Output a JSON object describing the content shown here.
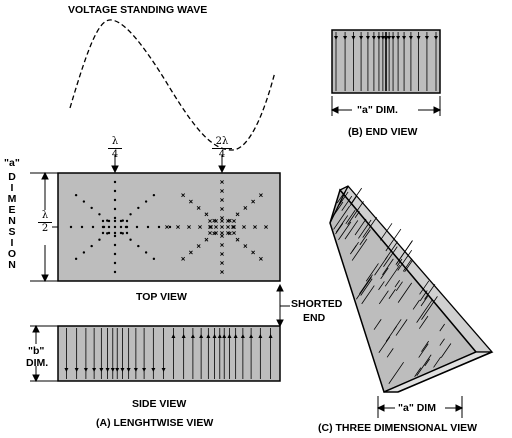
{
  "title": "VOLTAGE STANDING WAVE",
  "end_view": {
    "dim_label": "\"a\" DIM.",
    "caption": "(B) END VIEW"
  },
  "lengthwise": {
    "lambda_quarter": {
      "num": "λ",
      "den": "4"
    },
    "two_lambda_quarter": {
      "num": "2λ",
      "den": "4"
    },
    "lambda_half": {
      "num": "λ",
      "den": "2"
    },
    "a_label": "\"a\"",
    "dimension_letters": [
      "D",
      "I",
      "M",
      "E",
      "N",
      "S",
      "I",
      "O",
      "N"
    ],
    "top_view": "TOP VIEW",
    "shorted_end": [
      "SHORTED",
      "END"
    ],
    "b_dim": [
      "\"b\"",
      "DIM."
    ],
    "side_view": "SIDE VIEW",
    "caption": "(A) LENGHTWISE VIEW"
  },
  "three_d": {
    "dim_label": "\"a\" DIM",
    "caption": "(C) THREE DIMENSIONAL VIEW"
  },
  "colors": {
    "fill": "#bdbdbd",
    "ink": "#000000"
  }
}
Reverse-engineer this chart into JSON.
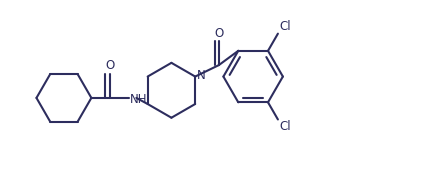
{
  "bg_color": "#ffffff",
  "line_color": "#2d2d5e",
  "lw": 1.5,
  "figw": 4.29,
  "figh": 1.92,
  "dpi": 100,
  "fs": 8.5,
  "xlim": [
    0,
    10.0
  ],
  "ylim": [
    0,
    5.0
  ]
}
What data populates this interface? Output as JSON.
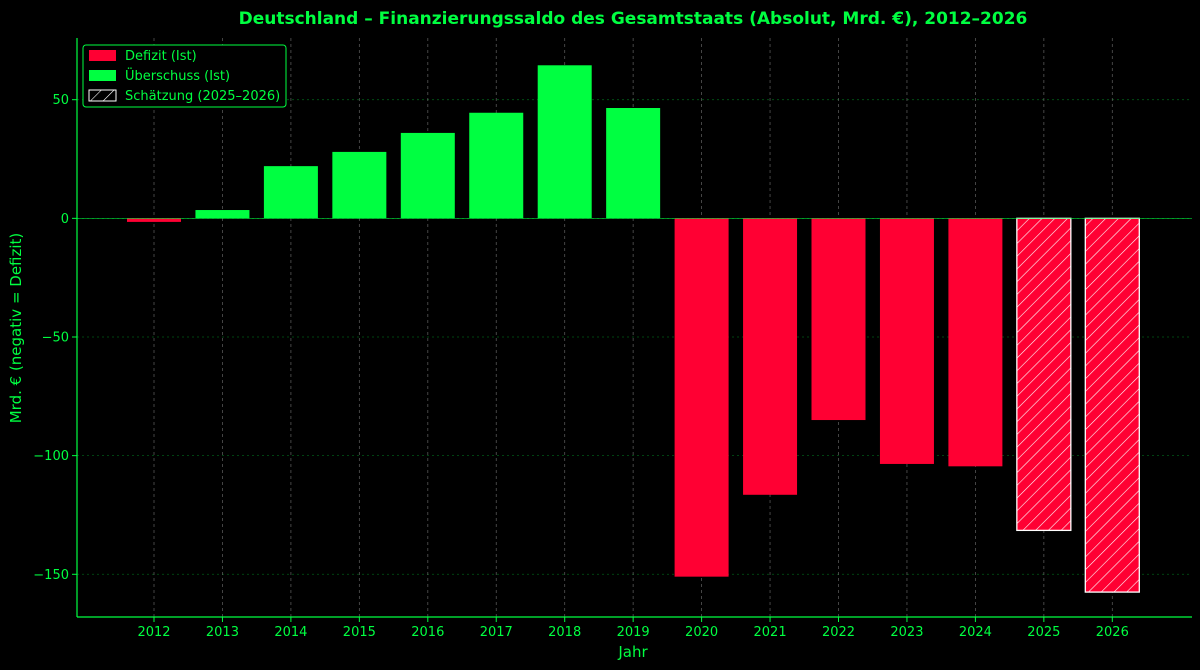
{
  "colors": {
    "accent": "#00ff41",
    "deficit": "#ff0033",
    "surplus": "#00ff41",
    "background": "#000000",
    "grid": "#7a7a7a",
    "estimate_edge": "#ffffff",
    "hatch": "#ffffff"
  },
  "chart_data": {
    "type": "bar",
    "title": "Deutschland – Finanzierungssaldo des Gesamtstaats (Absolut, Mrd. €), 2012–2026",
    "xlabel": "Jahr",
    "ylabel": "Mrd. € (negativ = Defizit)",
    "categories": [
      "2012",
      "2013",
      "2014",
      "2015",
      "2016",
      "2017",
      "2018",
      "2019",
      "2020",
      "2021",
      "2022",
      "2023",
      "2024",
      "2025",
      "2026"
    ],
    "values": [
      -1.5,
      3.5,
      22,
      28,
      36,
      44.5,
      64.5,
      46.5,
      -151,
      -116.5,
      -85,
      -103.5,
      -104.5,
      -131.5,
      -157.5
    ],
    "estimate": [
      false,
      false,
      false,
      false,
      false,
      false,
      false,
      false,
      false,
      false,
      false,
      false,
      false,
      true,
      true
    ],
    "ylim": [
      -168,
      76
    ],
    "yticks": [
      -150,
      -100,
      -50,
      0,
      50
    ],
    "ytick_labels": [
      "−150",
      "−100",
      "−50",
      "0",
      "50"
    ],
    "grid": true,
    "legend_position": "top-left",
    "legend": [
      {
        "label": "Defizit (Ist)",
        "kind": "deficit"
      },
      {
        "label": "Überschuss (Ist)",
        "kind": "surplus"
      },
      {
        "label": "Schätzung (2025–2026)",
        "kind": "estimate"
      }
    ]
  }
}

▶ _To do_
Print every entry above again without changing a word, and omit the pictures.

▶ _Solution for this problem_
Output a JSON object describing the content shown here.
{
  "title": "VOLTAGE STANDING WAVE",
  "end_view": {
    "dim_label": "\"a\" DIM.",
    "caption": "(B) END VIEW"
  },
  "lengthwise": {
    "lambda_quarter": {
      "num": "λ",
      "den": "4"
    },
    "two_lambda_quarter": {
      "num": "2λ",
      "den": "4"
    },
    "lambda_half": {
      "num": "λ",
      "den": "2"
    },
    "a_label": "\"a\"",
    "dimension_letters": [
      "D",
      "I",
      "M",
      "E",
      "N",
      "S",
      "I",
      "O",
      "N"
    ],
    "top_view": "TOP VIEW",
    "shorted_end": [
      "SHORTED",
      "END"
    ],
    "b_dim": [
      "\"b\"",
      "DIM."
    ],
    "side_view": "SIDE VIEW",
    "caption": "(A) LENGHTWISE VIEW"
  },
  "three_d": {
    "dim_label": "\"a\" DIM",
    "caption": "(C) THREE DIMENSIONAL VIEW"
  },
  "colors": {
    "fill": "#bdbdbd",
    "ink": "#000000"
  }
}
Reverse-engineer this chart into JSON.
{
  "bg_color": "#ffffff",
  "line_color": "#2d2d5e",
  "lw": 1.5,
  "figw": 4.29,
  "figh": 1.92,
  "dpi": 100,
  "fs": 8.5,
  "xlim": [
    0,
    10.0
  ],
  "ylim": [
    0,
    5.0
  ]
}
What data populates this interface? Output as JSON.
{
  "colors": {
    "accent": "#00ff41",
    "deficit": "#ff0033",
    "surplus": "#00ff41",
    "background": "#000000",
    "grid": "#7a7a7a",
    "estimate_edge": "#ffffff",
    "hatch": "#ffffff"
  },
  "chart_data": {
    "type": "bar",
    "title": "Deutschland – Finanzierungssaldo des Gesamtstaats (Absolut, Mrd. €), 2012–2026",
    "xlabel": "Jahr",
    "ylabel": "Mrd. € (negativ = Defizit)",
    "categories": [
      "2012",
      "2013",
      "2014",
      "2015",
      "2016",
      "2017",
      "2018",
      "2019",
      "2020",
      "2021",
      "2022",
      "2023",
      "2024",
      "2025",
      "2026"
    ],
    "values": [
      -1.5,
      3.5,
      22,
      28,
      36,
      44.5,
      64.5,
      46.5,
      -151,
      -116.5,
      -85,
      -103.5,
      -104.5,
      -131.5,
      -157.5
    ],
    "estimate": [
      false,
      false,
      false,
      false,
      false,
      false,
      false,
      false,
      false,
      false,
      false,
      false,
      false,
      true,
      true
    ],
    "ylim": [
      -168,
      76
    ],
    "yticks": [
      -150,
      -100,
      -50,
      0,
      50
    ],
    "ytick_labels": [
      "−150",
      "−100",
      "−50",
      "0",
      "50"
    ],
    "grid": true,
    "legend_position": "top-left",
    "legend": [
      {
        "label": "Defizit (Ist)",
        "kind": "deficit"
      },
      {
        "label": "Überschuss (Ist)",
        "kind": "surplus"
      },
      {
        "label": "Schätzung (2025–2026)",
        "kind": "estimate"
      }
    ]
  }
}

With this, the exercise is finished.